GIVEN TASK: Your task is to transcribe all of the records exactly and leave out the pictures.

### RECORDS

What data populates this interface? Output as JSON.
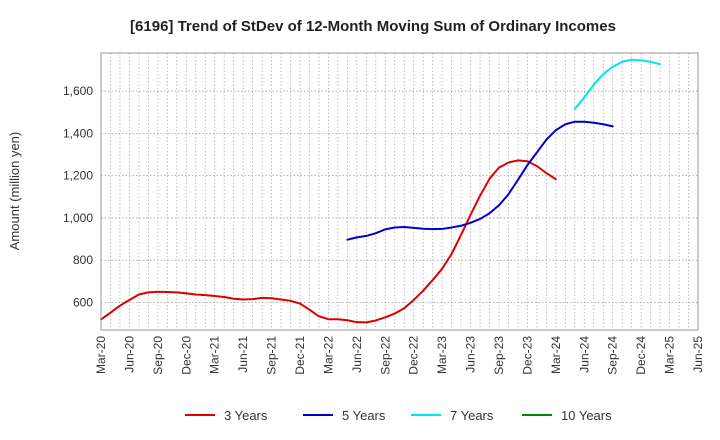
{
  "chart_data": {
    "type": "line",
    "title": "[6196]  Trend of StDev of 12-Month Moving Sum of Ordinary Incomes",
    "xlabel": "",
    "ylabel": "Amount (million yen)",
    "x_ticks": [
      "Mar-20",
      "Jun-20",
      "Sep-20",
      "Dec-20",
      "Mar-21",
      "Jun-21",
      "Sep-21",
      "Dec-21",
      "Mar-22",
      "Jun-22",
      "Sep-22",
      "Dec-22",
      "Mar-23",
      "Jun-23",
      "Sep-23",
      "Dec-23",
      "Mar-24",
      "Jun-24",
      "Sep-24",
      "Dec-24",
      "Mar-25",
      "Jun-25"
    ],
    "y_ticks": [
      "600",
      "800",
      "1,000",
      "1,200",
      "1,400",
      "1,600"
    ],
    "ylim": [
      470,
      1780
    ],
    "grid": true,
    "legend_position": "bottom",
    "series": [
      {
        "name": "3 Years",
        "color": "#dd0000",
        "start": "Mar-20",
        "values": [
          520,
          552,
          585,
          612,
          638,
          648,
          651,
          650,
          648,
          643,
          638,
          635,
          631,
          626,
          618,
          614,
          616,
          622,
          620,
          614,
          608,
          595,
          566,
          535,
          521,
          521,
          516,
          507,
          506,
          515,
          530,
          548,
          573,
          612,
          656,
          706,
          760,
          830,
          920,
          1015,
          1105,
          1185,
          1238,
          1262,
          1272,
          1268,
          1245,
          1212,
          1183
        ]
      },
      {
        "name": "5 Years",
        "color": "#0000cc",
        "start": "May-22",
        "values": [
          897,
          908,
          915,
          928,
          946,
          955,
          957,
          953,
          949,
          947,
          948,
          955,
          963,
          977,
          995,
          1022,
          1060,
          1112,
          1180,
          1250,
          1310,
          1370,
          1415,
          1443,
          1455,
          1455,
          1450,
          1443,
          1433
        ]
      },
      {
        "name": "7 Years",
        "color": "#00e5ee",
        "start": "May-24",
        "values": [
          1515,
          1570,
          1630,
          1680,
          1715,
          1738,
          1748,
          1745,
          1738,
          1727
        ]
      },
      {
        "name": "10 Years",
        "color": "#008800",
        "start": "",
        "values": []
      }
    ]
  }
}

######

COMPLETE RESPONSE:
What data populates this interface? Output as JSON.
{
  "chart_data": {
    "type": "line",
    "title": "[6196]  Trend of StDev of 12-Month Moving Sum of Ordinary Incomes",
    "xlabel": "",
    "ylabel": "Amount (million yen)",
    "x_ticks": [
      "Mar-20",
      "Jun-20",
      "Sep-20",
      "Dec-20",
      "Mar-21",
      "Jun-21",
      "Sep-21",
      "Dec-21",
      "Mar-22",
      "Jun-22",
      "Sep-22",
      "Dec-22",
      "Mar-23",
      "Jun-23",
      "Sep-23",
      "Dec-23",
      "Mar-24",
      "Jun-24",
      "Sep-24",
      "Dec-24",
      "Mar-25",
      "Jun-25"
    ],
    "y_ticks": [
      "600",
      "800",
      "1,000",
      "1,200",
      "1,400",
      "1,600"
    ],
    "ylim": [
      470,
      1780
    ],
    "grid": true,
    "legend_position": "bottom",
    "series": [
      {
        "name": "3 Years",
        "color": "#dd0000",
        "start": "Mar-20",
        "values": [
          520,
          552,
          585,
          612,
          638,
          648,
          651,
          650,
          648,
          643,
          638,
          635,
          631,
          626,
          618,
          614,
          616,
          622,
          620,
          614,
          608,
          595,
          566,
          535,
          521,
          521,
          516,
          507,
          506,
          515,
          530,
          548,
          573,
          612,
          656,
          706,
          760,
          830,
          920,
          1015,
          1105,
          1185,
          1238,
          1262,
          1272,
          1268,
          1245,
          1212,
          1183
        ]
      },
      {
        "name": "5 Years",
        "color": "#0000cc",
        "start": "May-22",
        "values": [
          897,
          908,
          915,
          928,
          946,
          955,
          957,
          953,
          949,
          947,
          948,
          955,
          963,
          977,
          995,
          1022,
          1060,
          1112,
          1180,
          1250,
          1310,
          1370,
          1415,
          1443,
          1455,
          1455,
          1450,
          1443,
          1433
        ]
      },
      {
        "name": "7 Years",
        "color": "#00e5ee",
        "start": "May-24",
        "values": [
          1515,
          1570,
          1630,
          1680,
          1715,
          1738,
          1748,
          1745,
          1738,
          1727
        ]
      },
      {
        "name": "10 Years",
        "color": "#008800",
        "start": "",
        "values": []
      }
    ]
  }
}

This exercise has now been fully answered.